▸ **TO DO**: Of the lines in this listing, how many contain the word "Nazwa"? Give the number and nothing else.

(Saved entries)

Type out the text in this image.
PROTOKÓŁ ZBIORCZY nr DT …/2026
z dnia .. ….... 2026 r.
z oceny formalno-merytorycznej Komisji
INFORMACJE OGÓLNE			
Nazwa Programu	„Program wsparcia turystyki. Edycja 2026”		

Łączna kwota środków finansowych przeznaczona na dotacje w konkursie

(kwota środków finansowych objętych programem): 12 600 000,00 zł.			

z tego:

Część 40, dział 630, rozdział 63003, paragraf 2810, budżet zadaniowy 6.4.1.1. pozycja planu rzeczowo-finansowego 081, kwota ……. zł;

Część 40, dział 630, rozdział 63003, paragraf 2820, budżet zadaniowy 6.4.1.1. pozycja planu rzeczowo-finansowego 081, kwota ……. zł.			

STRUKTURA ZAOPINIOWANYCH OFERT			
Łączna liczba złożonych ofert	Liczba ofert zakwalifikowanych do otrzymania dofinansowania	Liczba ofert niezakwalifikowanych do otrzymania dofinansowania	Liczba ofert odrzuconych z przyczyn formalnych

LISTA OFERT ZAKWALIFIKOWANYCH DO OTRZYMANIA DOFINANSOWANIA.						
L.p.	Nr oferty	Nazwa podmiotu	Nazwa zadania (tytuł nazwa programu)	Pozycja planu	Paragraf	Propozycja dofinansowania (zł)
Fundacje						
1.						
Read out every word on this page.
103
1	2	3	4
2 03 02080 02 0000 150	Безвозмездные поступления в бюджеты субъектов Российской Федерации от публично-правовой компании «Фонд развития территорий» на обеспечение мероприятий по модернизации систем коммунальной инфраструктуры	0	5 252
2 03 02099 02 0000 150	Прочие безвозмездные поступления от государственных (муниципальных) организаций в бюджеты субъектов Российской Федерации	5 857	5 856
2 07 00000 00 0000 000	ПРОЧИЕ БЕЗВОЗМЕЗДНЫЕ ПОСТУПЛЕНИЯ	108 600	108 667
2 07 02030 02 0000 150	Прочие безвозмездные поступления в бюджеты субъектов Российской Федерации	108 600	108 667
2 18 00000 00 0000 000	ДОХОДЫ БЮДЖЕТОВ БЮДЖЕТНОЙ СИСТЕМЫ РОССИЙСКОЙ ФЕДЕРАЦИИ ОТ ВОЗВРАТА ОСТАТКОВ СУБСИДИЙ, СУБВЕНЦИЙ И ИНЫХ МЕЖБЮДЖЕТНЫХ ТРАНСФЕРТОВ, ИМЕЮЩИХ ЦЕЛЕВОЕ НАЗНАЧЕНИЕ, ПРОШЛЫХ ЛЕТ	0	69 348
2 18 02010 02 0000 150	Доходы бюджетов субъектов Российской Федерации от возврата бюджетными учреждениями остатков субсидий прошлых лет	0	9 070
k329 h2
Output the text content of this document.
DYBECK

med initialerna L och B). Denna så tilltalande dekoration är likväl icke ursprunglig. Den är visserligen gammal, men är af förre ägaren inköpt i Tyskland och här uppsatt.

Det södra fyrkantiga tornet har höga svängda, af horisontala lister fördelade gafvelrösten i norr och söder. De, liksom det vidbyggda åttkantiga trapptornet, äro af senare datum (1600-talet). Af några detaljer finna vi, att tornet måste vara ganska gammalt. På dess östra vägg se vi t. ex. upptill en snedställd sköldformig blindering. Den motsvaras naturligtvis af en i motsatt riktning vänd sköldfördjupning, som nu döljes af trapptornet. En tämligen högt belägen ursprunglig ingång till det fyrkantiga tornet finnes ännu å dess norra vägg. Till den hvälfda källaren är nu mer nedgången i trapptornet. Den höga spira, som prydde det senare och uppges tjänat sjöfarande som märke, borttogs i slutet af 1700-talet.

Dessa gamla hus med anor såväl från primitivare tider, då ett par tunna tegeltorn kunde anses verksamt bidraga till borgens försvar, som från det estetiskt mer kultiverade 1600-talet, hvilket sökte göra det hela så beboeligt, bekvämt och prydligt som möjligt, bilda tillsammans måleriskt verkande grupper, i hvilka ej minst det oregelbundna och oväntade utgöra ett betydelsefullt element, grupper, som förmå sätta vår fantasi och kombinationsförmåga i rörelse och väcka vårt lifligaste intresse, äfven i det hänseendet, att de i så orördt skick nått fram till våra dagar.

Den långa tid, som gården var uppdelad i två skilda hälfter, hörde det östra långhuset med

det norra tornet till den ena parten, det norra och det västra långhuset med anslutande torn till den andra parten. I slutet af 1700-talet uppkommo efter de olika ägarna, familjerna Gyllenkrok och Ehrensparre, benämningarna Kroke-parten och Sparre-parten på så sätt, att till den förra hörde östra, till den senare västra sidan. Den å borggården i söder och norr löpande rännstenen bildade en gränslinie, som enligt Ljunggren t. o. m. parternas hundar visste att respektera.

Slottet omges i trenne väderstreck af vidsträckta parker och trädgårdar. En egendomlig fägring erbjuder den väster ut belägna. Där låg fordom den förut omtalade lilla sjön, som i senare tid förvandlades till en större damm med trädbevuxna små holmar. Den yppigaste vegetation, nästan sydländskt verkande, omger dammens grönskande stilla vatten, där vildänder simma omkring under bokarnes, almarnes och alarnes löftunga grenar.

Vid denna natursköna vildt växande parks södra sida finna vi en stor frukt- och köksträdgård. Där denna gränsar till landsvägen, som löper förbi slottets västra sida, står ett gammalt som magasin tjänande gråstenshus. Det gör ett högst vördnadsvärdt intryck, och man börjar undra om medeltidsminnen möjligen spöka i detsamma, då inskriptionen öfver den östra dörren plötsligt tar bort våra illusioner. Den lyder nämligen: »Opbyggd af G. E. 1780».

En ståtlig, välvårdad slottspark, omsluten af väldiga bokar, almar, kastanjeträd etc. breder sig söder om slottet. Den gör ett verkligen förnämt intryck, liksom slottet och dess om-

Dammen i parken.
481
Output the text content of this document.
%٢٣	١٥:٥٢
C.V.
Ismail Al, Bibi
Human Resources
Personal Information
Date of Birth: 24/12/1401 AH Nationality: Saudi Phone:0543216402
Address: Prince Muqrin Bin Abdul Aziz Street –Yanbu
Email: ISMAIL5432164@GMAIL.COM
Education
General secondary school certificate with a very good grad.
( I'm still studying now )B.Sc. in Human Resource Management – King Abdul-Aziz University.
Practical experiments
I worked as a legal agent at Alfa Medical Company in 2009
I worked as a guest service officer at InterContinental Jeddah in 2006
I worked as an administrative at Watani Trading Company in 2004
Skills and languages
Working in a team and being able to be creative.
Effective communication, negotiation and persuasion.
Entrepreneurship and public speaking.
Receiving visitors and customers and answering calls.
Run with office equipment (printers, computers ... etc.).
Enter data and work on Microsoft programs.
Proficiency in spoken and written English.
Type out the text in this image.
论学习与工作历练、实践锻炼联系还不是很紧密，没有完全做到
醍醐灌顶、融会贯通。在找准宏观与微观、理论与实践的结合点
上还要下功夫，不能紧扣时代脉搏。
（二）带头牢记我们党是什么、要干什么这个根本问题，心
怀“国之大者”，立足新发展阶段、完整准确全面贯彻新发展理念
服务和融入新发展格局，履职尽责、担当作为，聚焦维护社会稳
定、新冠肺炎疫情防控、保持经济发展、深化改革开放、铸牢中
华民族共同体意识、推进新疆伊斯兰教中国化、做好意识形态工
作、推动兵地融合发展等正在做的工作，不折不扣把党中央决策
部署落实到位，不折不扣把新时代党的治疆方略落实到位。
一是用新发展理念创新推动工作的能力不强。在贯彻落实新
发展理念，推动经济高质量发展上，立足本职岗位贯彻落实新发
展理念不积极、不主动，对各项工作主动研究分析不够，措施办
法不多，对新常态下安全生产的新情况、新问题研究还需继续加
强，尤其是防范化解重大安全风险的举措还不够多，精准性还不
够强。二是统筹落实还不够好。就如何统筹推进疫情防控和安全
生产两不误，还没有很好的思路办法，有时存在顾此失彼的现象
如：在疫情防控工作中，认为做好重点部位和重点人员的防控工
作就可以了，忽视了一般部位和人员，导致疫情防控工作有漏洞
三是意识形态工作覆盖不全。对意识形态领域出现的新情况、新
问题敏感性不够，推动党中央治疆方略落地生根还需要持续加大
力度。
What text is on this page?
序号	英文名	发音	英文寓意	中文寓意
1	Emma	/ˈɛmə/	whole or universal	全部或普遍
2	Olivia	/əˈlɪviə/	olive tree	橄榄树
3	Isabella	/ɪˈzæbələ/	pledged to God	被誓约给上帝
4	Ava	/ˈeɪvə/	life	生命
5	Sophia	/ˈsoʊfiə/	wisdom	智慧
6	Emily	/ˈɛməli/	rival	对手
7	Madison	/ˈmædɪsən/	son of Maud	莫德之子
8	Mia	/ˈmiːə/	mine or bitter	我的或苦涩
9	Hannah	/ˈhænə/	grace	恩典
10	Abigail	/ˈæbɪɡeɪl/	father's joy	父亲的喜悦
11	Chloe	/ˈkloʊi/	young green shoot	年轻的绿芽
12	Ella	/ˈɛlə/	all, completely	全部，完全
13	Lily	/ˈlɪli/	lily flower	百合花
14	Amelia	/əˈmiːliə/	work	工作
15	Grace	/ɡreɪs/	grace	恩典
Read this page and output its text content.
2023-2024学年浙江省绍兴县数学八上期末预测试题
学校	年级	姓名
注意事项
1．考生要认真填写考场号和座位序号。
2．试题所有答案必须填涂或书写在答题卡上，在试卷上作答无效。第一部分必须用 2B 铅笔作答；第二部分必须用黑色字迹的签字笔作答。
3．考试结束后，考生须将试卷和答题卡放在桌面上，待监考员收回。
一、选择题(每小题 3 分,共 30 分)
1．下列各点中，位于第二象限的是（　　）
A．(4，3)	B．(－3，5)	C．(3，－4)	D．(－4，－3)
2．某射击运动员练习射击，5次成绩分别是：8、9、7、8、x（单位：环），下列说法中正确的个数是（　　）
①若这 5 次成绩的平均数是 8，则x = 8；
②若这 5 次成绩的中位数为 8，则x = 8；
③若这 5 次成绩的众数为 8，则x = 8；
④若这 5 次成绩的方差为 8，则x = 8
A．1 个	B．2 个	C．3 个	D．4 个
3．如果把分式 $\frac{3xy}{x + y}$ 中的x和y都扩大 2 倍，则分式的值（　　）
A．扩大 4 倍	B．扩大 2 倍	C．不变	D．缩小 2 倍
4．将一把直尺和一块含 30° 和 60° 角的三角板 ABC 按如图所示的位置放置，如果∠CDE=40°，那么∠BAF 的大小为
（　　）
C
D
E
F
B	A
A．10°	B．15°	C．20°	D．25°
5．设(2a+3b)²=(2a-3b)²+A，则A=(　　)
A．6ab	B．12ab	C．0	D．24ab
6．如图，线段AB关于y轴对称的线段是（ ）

▸ **ANSWER**: 2